WRITTEN EXERCISE
All entries must be extracted exactly, with nothing added or dropped.

EXERCISE DATA
==*==

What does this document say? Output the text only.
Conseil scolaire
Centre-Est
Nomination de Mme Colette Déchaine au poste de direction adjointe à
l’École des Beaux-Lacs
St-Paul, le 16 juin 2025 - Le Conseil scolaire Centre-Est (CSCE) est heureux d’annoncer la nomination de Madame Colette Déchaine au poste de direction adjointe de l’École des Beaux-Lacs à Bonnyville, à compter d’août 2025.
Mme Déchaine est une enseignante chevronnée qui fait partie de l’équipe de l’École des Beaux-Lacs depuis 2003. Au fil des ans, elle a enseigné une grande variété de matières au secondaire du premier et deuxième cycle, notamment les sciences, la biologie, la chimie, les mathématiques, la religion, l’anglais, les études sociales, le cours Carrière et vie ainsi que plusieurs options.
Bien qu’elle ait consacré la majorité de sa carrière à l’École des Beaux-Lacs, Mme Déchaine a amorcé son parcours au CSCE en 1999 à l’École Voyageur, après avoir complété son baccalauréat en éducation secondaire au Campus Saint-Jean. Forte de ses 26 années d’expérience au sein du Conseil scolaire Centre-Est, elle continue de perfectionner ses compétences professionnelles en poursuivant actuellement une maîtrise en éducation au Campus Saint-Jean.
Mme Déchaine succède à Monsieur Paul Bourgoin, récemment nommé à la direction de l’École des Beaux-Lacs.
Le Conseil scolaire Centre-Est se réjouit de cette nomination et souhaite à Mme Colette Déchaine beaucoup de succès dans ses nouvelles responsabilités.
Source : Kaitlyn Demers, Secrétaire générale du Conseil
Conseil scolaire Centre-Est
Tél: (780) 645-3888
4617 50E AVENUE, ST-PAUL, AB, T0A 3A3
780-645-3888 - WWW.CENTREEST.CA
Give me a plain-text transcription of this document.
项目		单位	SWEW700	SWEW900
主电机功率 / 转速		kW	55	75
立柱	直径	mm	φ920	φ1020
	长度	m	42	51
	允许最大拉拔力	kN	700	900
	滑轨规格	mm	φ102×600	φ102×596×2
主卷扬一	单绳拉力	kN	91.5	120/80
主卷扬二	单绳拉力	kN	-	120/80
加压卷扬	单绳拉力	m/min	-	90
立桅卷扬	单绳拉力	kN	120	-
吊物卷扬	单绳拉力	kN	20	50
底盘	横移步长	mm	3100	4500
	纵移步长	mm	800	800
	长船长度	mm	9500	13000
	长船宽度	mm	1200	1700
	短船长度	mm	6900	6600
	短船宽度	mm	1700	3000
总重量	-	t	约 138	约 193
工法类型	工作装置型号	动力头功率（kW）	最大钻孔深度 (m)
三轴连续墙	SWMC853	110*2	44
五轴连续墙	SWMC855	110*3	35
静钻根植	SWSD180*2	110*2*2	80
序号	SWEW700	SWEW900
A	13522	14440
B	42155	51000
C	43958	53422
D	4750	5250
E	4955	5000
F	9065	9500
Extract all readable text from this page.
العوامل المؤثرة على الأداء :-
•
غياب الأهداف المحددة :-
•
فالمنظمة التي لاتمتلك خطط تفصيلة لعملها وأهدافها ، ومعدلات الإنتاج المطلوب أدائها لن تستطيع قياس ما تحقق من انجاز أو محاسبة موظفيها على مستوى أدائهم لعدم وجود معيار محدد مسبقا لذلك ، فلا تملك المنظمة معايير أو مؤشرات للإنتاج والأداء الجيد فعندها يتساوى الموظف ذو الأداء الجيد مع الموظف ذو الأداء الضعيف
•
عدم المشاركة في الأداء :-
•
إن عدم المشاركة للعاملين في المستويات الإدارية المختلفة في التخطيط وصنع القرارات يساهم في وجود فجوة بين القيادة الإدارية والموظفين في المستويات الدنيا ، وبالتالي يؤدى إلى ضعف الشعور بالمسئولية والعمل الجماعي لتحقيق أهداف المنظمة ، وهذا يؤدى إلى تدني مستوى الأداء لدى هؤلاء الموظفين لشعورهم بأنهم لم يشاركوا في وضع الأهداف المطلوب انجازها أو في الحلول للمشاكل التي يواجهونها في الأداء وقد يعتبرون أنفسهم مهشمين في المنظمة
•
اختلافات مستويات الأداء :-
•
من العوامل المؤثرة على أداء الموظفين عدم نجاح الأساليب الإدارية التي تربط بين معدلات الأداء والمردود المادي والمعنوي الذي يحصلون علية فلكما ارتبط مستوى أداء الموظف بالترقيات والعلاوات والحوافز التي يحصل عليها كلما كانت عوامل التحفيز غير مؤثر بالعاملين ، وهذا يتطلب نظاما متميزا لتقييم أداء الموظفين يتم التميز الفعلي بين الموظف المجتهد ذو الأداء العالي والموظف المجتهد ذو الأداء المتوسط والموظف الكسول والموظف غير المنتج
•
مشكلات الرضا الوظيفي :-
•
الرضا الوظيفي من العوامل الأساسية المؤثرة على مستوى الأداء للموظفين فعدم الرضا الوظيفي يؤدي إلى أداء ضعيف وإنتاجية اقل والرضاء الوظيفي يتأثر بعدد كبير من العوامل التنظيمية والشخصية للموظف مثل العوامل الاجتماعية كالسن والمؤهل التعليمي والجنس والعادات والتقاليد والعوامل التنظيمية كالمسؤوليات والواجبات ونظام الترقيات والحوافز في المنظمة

==*==

RESPONSE TO THIS TASK
What does this document say? Output the text only.
Conseil scolaire
Centre-Est
Nomination de Mme Colette Déchaine au poste de direction adjointe à
l’École des Beaux-Lacs
St-Paul, le 16 juin 2025 - Le Conseil scolaire Centre-Est (CSCE) est heureux d’annoncer la nomination de Madame Colette Déchaine au poste de direction adjointe de l’École des Beaux-Lacs à Bonnyville, à compter d’août 2025.
Mme Déchaine est une enseignante chevronnée qui fait partie de l’équipe de l’École des Beaux-Lacs depuis 2003. Au fil des ans, elle a enseigné une grande variété de matières au secondaire du premier et deuxième cycle, notamment les sciences, la biologie, la chimie, les mathématiques, la religion, l’anglais, les études sociales, le cours Carrière et vie ainsi que plusieurs options.
Bien qu’elle ait consacré la majorité de sa carrière à l’École des Beaux-Lacs, Mme Déchaine a amorcé son parcours au CSCE en 1999 à l’École Voyageur, après avoir complété son baccalauréat en éducation secondaire au Campus Saint-Jean. Forte de ses 26 années d’expérience au sein du Conseil scolaire Centre-Est, elle continue de perfectionner ses compétences professionnelles en poursuivant actuellement une maîtrise en éducation au Campus Saint-Jean.
Mme Déchaine succède à Monsieur Paul Bourgoin, récemment nommé à la direction de l’École des Beaux-Lacs.
Le Conseil scolaire Centre-Est se réjouit de cette nomination et souhaite à Mme Colette Déchaine beaucoup de succès dans ses nouvelles responsabilités.
Source : Kaitlyn Demers, Secrétaire générale du Conseil
Conseil scolaire Centre-Est
Tél: (780) 645-3888
4617 50E AVENUE, ST-PAUL, AB, T0A 3A3
780-645-3888 - WWW.CENTREEST.CA
Give me a plain-text transcription of this document.
项目		单位	SWEW700	SWEW900
主电机功率 / 转速		kW	55	75
立柱	直径	mm	φ920	φ1020
	长度	m	42	51
	允许最大拉拔力	kN	700	900
	滑轨规格	mm	φ102×600	φ102×596×2
主卷扬一	单绳拉力	kN	91.5	120/80
主卷扬二	单绳拉力	kN	-	120/80
加压卷扬	单绳拉力	m/min	-	90
立桅卷扬	单绳拉力	kN	120	-
吊物卷扬	单绳拉力	kN	20	50
底盘	横移步长	mm	3100	4500
	纵移步长	mm	800	800
	长船长度	mm	9500	13000
	长船宽度	mm	1200	1700
	短船长度	mm	6900	6600
	短船宽度	mm	1700	3000
总重量	-	t	约 138	约 193
工法类型	工作装置型号	动力头功率（kW）	最大钻孔深度 (m)
三轴连续墙	SWMC853	110*2	44
五轴连续墙	SWMC855	110*3	35
静钻根植	SWSD180*2	110*2*2	80
序号	SWEW700	SWEW900
A	13522	14440
B	42155	51000
C	43958	53422
D	4750	5250
E	4955	5000
F	9065	9500
Extract all readable text from this page.
العوامل المؤثرة على الأداء :-
•
غياب الأهداف المحددة :-
•
فالمنظمة التي لاتمتلك خطط تفصيلة لعملها وأهدافها ، ومعدلات الإنتاج المطلوب أدائها لن تستطيع قياس ما تحقق من انجاز أو محاسبة موظفيها على مستوى أدائهم لعدم وجود معيار محدد مسبقا لذلك ، فلا تملك المنظمة معايير أو مؤشرات للإنتاج والأداء الجيد فعندها يتساوى الموظف ذو الأداء الجيد مع الموظف ذو الأداء الضعيف
•
عدم المشاركة في الأداء :-
•
إن عدم المشاركة للعاملين في المستويات الإدارية المختلفة في التخطيط وصنع القرارات يساهم في وجود فجوة بين القيادة الإدارية والموظفين في المستويات الدنيا ، وبالتالي يؤدى إلى ضعف الشعور بالمسئولية والعمل الجماعي لتحقيق أهداف المنظمة ، وهذا يؤدى إلى تدني مستوى الأداء لدى هؤلاء الموظفين لشعورهم بأنهم لم يشاركوا في وضع الأهداف المطلوب انجازها أو في الحلول للمشاكل التي يواجهونها في الأداء وقد يعتبرون أنفسهم مهشمين في المنظمة
•
اختلافات مستويات الأداء :-
•
من العوامل المؤثرة على أداء الموظفين عدم نجاح الأساليب الإدارية التي تربط بين معدلات الأداء والمردود المادي والمعنوي الذي يحصلون علية فلكما ارتبط مستوى أداء الموظف بالترقيات والعلاوات والحوافز التي يحصل عليها كلما كانت عوامل التحفيز غير مؤثر بالعاملين ، وهذا يتطلب نظاما متميزا لتقييم أداء الموظفين يتم التميز الفعلي بين الموظف المجتهد ذو الأداء العالي والموظف المجتهد ذو الأداء المتوسط والموظف الكسول والموظف غير المنتج
•
مشكلات الرضا الوظيفي :-
•
الرضا الوظيفي من العوامل الأساسية المؤثرة على مستوى الأداء للموظفين فعدم الرضا الوظيفي يؤدي إلى أداء ضعيف وإنتاجية اقل والرضاء الوظيفي يتأثر بعدد كبير من العوامل التنظيمية والشخصية للموظف مثل العوامل الاجتماعية كالسن والمؤهل التعليمي والجنس والعادات والتقاليد والعوامل التنظيمية كالمسؤوليات والواجبات ونظام الترقيات والحوافز في المنظمة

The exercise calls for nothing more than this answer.